— START Text passage —

We rely on the Ubiquiti Community to provide rapid and substantive feedback on the functionality and effectiveness of our products. The insights, problems and suggestions raised by the Ubiquiti Community enable our engineers to quickly resolve issues with our existing products and improve functionality in subsequent product releases. For example, we developed airSync (part of the airMAX platform) in response to collocation interference issues that were described in forum postings by members of the Ubiquiti Community. If the members of the Ubiquiti Community were to become less engaged or otherwise stopped providing valuable, timely feedback, our internal research and development costs and our time to market would increase, which could cause us to incur additional expenses or make our products less attractive to network operators and service providers.
Our profitability may decline as we expand into new product areas.
We receive a substantial majority of our revenues from the sale of outdoor wireless networking equipment. We have limited experience in selling our products outside of our distribution model. As we expand into new product areas, such as enterprise WLAN, video surveillance equipment, wireless backhaul and machine-to-machine communications, we may not be able to compete effectively with existing market participants and may not be able to realize a positive return on the investment we have made in these products or services. Entering these markets may result in increased product development costs and our new products may have extended time to market relative to our current products. If our introduction of a new product is not successful or we are not able to achieve the revenues or margins we expect, our operating results may be harmed and we may not recover our product development and marketing expenditures. We may also be required to add a direct sales force and customer support personnel to market and support new or existing products, which would require us to accept substantially lower product margins or increase our operating expenses. Adding a direct sales force or customer support personnel could reduce our operating income and may not be successful.
If we experience material weaknesses in the future, as we have in the past, or otherwise fail to maintain an effective system of internal controls in the future, we may not be able to accurately report our financial condition or results of operations which may adversely affect investor confidence in our company and, as a result, the value of our common stock.

— END Text passage —
— START Dataset extract —

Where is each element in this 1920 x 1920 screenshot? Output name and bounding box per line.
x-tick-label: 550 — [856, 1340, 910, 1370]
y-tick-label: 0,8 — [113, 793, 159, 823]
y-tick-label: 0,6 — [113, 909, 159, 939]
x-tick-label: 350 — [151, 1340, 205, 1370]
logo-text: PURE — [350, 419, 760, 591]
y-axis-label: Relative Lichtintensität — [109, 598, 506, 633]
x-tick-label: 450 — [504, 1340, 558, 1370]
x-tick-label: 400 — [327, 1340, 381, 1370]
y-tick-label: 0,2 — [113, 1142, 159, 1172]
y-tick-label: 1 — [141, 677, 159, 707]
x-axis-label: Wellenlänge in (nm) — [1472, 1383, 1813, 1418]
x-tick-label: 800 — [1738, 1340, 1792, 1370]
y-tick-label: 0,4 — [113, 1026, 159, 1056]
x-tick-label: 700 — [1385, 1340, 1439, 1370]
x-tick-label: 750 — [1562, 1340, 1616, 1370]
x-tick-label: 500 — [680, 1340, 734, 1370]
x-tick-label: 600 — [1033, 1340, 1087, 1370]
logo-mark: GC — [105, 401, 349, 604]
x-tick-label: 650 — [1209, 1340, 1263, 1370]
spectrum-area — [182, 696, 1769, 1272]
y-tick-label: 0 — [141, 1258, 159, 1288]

— END Dataset extract —

Can you rewrite the paragraph of the risk-factors passage that begins "We receive a substantial majority of our revenues" as a short bulleted list that keeps its main facts?

- Most revenue comes from selling outdoor wireless networking equipment.
- The company has limited experience selling outside its distribution model.
- In new product areas (enterprise WLAN, video surveillance equipment, wireless backhaul, machine-to-machine communications), it may not compete effectively with existing market participants or earn a positive return on its investment.
- These markets may bring higher product development costs and longer time to market than current products.
- An unsuccessful launch, or revenues or margins below expectations, could harm operating results and leave development and marketing spending unrecovered.
- It may need a direct sales force and customer support staff. That would mean substantially lower product margins or higher operating expenses. It could also reduce operating income and may not succeed.